# Direction
Retype the records below exactly as they appear.

# Records shown
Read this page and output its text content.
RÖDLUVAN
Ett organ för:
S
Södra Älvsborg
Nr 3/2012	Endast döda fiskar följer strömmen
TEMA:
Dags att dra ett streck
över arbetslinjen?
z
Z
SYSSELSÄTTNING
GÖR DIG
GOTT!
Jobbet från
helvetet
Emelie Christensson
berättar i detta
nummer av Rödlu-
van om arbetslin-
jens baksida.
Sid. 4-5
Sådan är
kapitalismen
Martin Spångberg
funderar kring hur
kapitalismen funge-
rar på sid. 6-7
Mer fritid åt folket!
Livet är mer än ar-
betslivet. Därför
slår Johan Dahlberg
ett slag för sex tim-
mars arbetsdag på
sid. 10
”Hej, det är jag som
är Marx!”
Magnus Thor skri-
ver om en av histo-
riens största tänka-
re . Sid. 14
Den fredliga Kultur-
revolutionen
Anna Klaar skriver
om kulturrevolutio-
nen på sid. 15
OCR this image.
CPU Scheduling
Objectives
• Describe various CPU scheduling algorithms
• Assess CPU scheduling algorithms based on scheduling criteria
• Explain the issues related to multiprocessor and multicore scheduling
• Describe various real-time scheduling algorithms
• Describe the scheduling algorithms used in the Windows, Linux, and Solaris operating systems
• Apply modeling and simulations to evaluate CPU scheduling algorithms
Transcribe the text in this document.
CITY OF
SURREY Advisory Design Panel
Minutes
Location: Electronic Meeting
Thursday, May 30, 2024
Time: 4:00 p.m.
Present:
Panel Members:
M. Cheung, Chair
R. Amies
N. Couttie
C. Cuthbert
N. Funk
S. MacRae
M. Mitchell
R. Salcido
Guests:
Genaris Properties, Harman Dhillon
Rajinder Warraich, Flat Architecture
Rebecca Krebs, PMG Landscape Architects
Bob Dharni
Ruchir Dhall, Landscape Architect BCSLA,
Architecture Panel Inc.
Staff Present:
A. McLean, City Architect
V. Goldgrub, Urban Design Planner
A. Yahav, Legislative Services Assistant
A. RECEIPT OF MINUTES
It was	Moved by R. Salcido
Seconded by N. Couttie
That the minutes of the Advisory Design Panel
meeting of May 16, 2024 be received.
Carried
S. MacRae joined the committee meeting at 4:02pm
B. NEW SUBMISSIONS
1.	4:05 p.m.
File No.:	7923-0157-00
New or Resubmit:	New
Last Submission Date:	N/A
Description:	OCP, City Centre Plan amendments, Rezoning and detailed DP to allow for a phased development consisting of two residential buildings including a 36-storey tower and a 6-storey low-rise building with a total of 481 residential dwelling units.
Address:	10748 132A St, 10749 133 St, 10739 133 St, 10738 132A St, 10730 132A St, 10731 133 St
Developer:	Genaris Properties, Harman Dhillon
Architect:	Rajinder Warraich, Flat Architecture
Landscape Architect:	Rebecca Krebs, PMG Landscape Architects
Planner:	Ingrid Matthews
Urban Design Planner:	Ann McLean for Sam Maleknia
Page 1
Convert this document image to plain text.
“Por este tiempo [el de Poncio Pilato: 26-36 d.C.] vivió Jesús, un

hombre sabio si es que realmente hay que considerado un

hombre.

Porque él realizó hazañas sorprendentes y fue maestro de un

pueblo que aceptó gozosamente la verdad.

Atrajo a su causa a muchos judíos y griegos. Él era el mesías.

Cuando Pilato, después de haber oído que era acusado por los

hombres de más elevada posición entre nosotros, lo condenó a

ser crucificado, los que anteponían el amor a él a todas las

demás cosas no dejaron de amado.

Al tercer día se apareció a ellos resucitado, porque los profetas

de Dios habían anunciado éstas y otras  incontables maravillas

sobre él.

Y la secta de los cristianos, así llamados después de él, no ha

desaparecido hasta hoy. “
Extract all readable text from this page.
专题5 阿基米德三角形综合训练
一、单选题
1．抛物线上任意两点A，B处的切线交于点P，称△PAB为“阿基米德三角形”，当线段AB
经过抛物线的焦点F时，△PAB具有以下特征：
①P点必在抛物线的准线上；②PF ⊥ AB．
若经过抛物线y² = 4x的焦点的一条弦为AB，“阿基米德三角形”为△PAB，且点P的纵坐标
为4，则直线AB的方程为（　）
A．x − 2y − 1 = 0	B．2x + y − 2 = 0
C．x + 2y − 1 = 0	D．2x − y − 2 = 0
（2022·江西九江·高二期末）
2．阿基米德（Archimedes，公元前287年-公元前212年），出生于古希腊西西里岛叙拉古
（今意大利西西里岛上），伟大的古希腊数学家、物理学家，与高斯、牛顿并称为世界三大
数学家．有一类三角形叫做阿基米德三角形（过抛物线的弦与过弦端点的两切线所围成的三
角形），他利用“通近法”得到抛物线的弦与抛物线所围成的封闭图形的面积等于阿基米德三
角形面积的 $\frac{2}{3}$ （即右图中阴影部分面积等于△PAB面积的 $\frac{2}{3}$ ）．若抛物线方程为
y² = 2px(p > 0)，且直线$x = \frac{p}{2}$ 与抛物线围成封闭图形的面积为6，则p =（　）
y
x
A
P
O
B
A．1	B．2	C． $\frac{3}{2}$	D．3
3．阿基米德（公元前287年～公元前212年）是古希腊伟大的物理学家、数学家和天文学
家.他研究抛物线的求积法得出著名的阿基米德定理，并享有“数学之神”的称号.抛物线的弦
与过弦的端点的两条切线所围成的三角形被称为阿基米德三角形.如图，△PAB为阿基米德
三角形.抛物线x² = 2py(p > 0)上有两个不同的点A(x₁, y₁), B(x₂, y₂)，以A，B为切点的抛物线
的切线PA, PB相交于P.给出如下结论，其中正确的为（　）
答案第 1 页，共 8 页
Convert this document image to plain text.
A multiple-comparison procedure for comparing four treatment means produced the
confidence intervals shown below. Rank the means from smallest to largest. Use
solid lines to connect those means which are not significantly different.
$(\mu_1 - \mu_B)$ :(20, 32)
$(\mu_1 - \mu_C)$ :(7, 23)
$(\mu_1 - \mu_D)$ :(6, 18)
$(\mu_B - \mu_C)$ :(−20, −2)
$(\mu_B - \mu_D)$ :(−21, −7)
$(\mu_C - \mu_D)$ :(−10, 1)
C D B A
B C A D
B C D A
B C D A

# Full answer
Read this page and output its text content.
RÖDLUVAN
Ett organ för:
S
Södra Älvsborg
Nr 3/2012	Endast döda fiskar följer strömmen
TEMA:
Dags att dra ett streck
över arbetslinjen?
z
Z
SYSSELSÄTTNING
GÖR DIG
GOTT!
Jobbet från
helvetet
Emelie Christensson
berättar i detta
nummer av Rödlu-
van om arbetslin-
jens baksida.
Sid. 4-5
Sådan är
kapitalismen
Martin Spångberg
funderar kring hur
kapitalismen funge-
rar på sid. 6-7
Mer fritid åt folket!
Livet är mer än ar-
betslivet. Därför
slår Johan Dahlberg
ett slag för sex tim-
mars arbetsdag på
sid. 10
”Hej, det är jag som
är Marx!”
Magnus Thor skri-
ver om en av histo-
riens största tänka-
re . Sid. 14
Den fredliga Kultur-
revolutionen
Anna Klaar skriver
om kulturrevolutio-
nen på sid. 15
OCR this image.
CPU Scheduling
Objectives
• Describe various CPU scheduling algorithms
• Assess CPU scheduling algorithms based on scheduling criteria
• Explain the issues related to multiprocessor and multicore scheduling
• Describe various real-time scheduling algorithms
• Describe the scheduling algorithms used in the Windows, Linux, and Solaris operating systems
• Apply modeling and simulations to evaluate CPU scheduling algorithms
Transcribe the text in this document.
CITY OF
SURREY Advisory Design Panel
Minutes
Location: Electronic Meeting
Thursday, May 30, 2024
Time: 4:00 p.m.
Present:
Panel Members:
M. Cheung, Chair
R. Amies
N. Couttie
C. Cuthbert
N. Funk
S. MacRae
M. Mitchell
R. Salcido
Guests:
Genaris Properties, Harman Dhillon
Rajinder Warraich, Flat Architecture
Rebecca Krebs, PMG Landscape Architects
Bob Dharni
Ruchir Dhall, Landscape Architect BCSLA,
Architecture Panel Inc.
Staff Present:
A. McLean, City Architect
V. Goldgrub, Urban Design Planner
A. Yahav, Legislative Services Assistant
A. RECEIPT OF MINUTES
It was	Moved by R. Salcido
Seconded by N. Couttie
That the minutes of the Advisory Design Panel
meeting of May 16, 2024 be received.
Carried
S. MacRae joined the committee meeting at 4:02pm
B. NEW SUBMISSIONS
1.	4:05 p.m.
File No.:	7923-0157-00
New or Resubmit:	New
Last Submission Date:	N/A
Description:	OCP, City Centre Plan amendments, Rezoning and detailed DP to allow for a phased development consisting of two residential buildings including a 36-storey tower and a 6-storey low-rise building with a total of 481 residential dwelling units.
Address:	10748 132A St, 10749 133 St, 10739 133 St, 10738 132A St, 10730 132A St, 10731 133 St
Developer:	Genaris Properties, Harman Dhillon
Architect:	Rajinder Warraich, Flat Architecture
Landscape Architect:	Rebecca Krebs, PMG Landscape Architects
Planner:	Ingrid Matthews
Urban Design Planner:	Ann McLean for Sam Maleknia
Page 1
Convert this document image to plain text.
“Por este tiempo [el de Poncio Pilato: 26-36 d.C.] vivió Jesús, un

hombre sabio si es que realmente hay que considerado un

hombre.

Porque él realizó hazañas sorprendentes y fue maestro de un

pueblo que aceptó gozosamente la verdad.

Atrajo a su causa a muchos judíos y griegos. Él era el mesías.

Cuando Pilato, después de haber oído que era acusado por los

hombres de más elevada posición entre nosotros, lo condenó a

ser crucificado, los que anteponían el amor a él a todas las

demás cosas no dejaron de amado.

Al tercer día se apareció a ellos resucitado, porque los profetas

de Dios habían anunciado éstas y otras  incontables maravillas

sobre él.

Y la secta de los cristianos, así llamados después de él, no ha

desaparecido hasta hoy. “
Extract all readable text from this page.
专题5 阿基米德三角形综合训练
一、单选题
1．抛物线上任意两点A，B处的切线交于点P，称△PAB为“阿基米德三角形”，当线段AB
经过抛物线的焦点F时，△PAB具有以下特征：
①P点必在抛物线的准线上；②PF ⊥ AB．
若经过抛物线y² = 4x的焦点的一条弦为AB，“阿基米德三角形”为△PAB，且点P的纵坐标
为4，则直线AB的方程为（　）
A．x − 2y − 1 = 0	B．2x + y − 2 = 0
C．x + 2y − 1 = 0	D．2x − y − 2 = 0
（2022·江西九江·高二期末）
2．阿基米德（Archimedes，公元前287年-公元前212年），出生于古希腊西西里岛叙拉古
（今意大利西西里岛上），伟大的古希腊数学家、物理学家，与高斯、牛顿并称为世界三大
数学家．有一类三角形叫做阿基米德三角形（过抛物线的弦与过弦端点的两切线所围成的三
角形），他利用“通近法”得到抛物线的弦与抛物线所围成的封闭图形的面积等于阿基米德三
角形面积的 $\frac{2}{3}$ （即右图中阴影部分面积等于△PAB面积的 $\frac{2}{3}$ ）．若抛物线方程为
y² = 2px(p > 0)，且直线$x = \frac{p}{2}$ 与抛物线围成封闭图形的面积为6，则p =（　）
y
x
A
P
O
B
A．1	B．2	C． $\frac{3}{2}$	D．3
3．阿基米德（公元前287年～公元前212年）是古希腊伟大的物理学家、数学家和天文学
家.他研究抛物线的求积法得出著名的阿基米德定理，并享有“数学之神”的称号.抛物线的弦
与过弦的端点的两条切线所围成的三角形被称为阿基米德三角形.如图，△PAB为阿基米德
三角形.抛物线x² = 2py(p > 0)上有两个不同的点A(x₁, y₁), B(x₂, y₂)，以A，B为切点的抛物线
的切线PA, PB相交于P.给出如下结论，其中正确的为（　）
答案第 1 页，共 8 页
Convert this document image to plain text.
A multiple-comparison procedure for comparing four treatment means produced the
confidence intervals shown below. Rank the means from smallest to largest. Use
solid lines to connect those means which are not significantly different.
$(\mu_1 - \mu_B)$ :(20, 32)
$(\mu_1 - \mu_C)$ :(7, 23)
$(\mu_1 - \mu_D)$ :(6, 18)
$(\mu_B - \mu_C)$ :(−20, −2)
$(\mu_B - \mu_D)$ :(−21, −7)
$(\mu_C - \mu_D)$ :(−10, 1)
C D B A
B C A D
B C D A
B C D A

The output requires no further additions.